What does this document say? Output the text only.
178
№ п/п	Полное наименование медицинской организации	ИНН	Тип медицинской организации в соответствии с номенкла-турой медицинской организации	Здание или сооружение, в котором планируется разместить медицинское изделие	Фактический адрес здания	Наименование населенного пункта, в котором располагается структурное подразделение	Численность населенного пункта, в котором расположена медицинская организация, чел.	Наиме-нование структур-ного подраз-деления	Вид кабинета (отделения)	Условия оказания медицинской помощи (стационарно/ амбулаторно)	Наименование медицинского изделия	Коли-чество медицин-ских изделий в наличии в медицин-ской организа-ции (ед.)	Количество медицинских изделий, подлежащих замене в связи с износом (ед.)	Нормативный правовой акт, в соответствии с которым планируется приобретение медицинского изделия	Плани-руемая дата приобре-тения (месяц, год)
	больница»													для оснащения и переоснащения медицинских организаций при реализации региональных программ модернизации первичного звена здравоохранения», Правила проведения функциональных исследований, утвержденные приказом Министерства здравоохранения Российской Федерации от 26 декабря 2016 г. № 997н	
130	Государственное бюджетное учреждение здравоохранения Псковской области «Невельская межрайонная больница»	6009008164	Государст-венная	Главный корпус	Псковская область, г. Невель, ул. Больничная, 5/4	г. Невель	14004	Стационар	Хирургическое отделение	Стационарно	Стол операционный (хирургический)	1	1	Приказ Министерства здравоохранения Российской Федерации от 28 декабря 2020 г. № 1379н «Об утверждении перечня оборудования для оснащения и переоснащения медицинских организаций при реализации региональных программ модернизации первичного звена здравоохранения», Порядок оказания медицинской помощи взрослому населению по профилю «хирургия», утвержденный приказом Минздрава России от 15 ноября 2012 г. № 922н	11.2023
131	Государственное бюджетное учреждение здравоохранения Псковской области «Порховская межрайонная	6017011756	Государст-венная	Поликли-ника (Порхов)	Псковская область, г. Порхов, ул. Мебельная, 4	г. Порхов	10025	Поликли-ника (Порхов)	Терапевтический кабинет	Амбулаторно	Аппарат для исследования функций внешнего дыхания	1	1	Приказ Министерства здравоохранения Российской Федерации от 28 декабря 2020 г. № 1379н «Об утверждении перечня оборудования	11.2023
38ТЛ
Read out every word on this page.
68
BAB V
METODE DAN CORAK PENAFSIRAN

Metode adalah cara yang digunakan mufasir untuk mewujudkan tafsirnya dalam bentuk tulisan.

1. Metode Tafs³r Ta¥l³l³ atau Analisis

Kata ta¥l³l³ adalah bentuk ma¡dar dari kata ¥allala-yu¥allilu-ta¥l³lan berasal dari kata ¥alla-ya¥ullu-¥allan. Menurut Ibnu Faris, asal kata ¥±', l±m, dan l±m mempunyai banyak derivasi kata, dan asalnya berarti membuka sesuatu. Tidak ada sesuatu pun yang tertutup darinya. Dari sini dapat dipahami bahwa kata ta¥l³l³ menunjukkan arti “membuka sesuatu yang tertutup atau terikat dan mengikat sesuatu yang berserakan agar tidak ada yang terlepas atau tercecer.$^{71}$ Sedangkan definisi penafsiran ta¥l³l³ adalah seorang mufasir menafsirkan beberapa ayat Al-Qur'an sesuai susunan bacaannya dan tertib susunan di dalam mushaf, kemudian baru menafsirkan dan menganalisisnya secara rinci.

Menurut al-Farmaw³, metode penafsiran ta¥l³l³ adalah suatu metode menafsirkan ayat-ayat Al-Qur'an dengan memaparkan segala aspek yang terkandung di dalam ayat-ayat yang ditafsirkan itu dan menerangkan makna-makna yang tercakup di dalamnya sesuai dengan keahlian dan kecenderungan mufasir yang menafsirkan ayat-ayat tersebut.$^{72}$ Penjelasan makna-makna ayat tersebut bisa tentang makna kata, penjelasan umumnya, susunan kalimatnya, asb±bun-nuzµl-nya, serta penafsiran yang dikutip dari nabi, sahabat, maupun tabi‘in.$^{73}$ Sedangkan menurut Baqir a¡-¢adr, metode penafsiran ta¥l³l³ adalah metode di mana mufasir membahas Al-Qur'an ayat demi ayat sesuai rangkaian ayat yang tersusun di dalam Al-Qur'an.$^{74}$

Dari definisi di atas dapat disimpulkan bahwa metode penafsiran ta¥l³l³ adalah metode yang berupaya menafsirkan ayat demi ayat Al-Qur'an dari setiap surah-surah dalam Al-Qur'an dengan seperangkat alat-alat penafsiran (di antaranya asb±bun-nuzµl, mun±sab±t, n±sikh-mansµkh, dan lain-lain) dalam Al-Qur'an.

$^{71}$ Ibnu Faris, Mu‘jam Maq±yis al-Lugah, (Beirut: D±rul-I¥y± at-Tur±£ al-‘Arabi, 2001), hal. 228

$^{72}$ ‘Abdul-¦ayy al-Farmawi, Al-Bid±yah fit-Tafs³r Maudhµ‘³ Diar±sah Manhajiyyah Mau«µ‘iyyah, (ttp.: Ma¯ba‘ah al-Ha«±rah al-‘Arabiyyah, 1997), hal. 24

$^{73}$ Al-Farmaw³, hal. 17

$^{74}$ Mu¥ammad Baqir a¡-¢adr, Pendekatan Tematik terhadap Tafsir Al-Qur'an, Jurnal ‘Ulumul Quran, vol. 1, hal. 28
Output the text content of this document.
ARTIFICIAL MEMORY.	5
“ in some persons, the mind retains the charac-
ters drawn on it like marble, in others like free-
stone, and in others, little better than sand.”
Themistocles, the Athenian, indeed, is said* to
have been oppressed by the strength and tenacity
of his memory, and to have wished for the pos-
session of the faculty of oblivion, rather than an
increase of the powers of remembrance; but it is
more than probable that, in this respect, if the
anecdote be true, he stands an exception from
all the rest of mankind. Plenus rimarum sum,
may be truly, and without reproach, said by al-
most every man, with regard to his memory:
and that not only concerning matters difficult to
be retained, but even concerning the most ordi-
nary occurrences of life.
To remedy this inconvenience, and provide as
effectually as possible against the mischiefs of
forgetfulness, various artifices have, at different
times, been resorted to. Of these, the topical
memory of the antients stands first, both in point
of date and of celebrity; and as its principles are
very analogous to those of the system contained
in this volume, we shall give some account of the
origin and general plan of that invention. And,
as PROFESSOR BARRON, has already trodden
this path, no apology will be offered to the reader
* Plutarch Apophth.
────
Stated goal
Copy out each line of the material that holds the word "Output".

Answer
What does this document say? Output the text only.
Output the text content of this document.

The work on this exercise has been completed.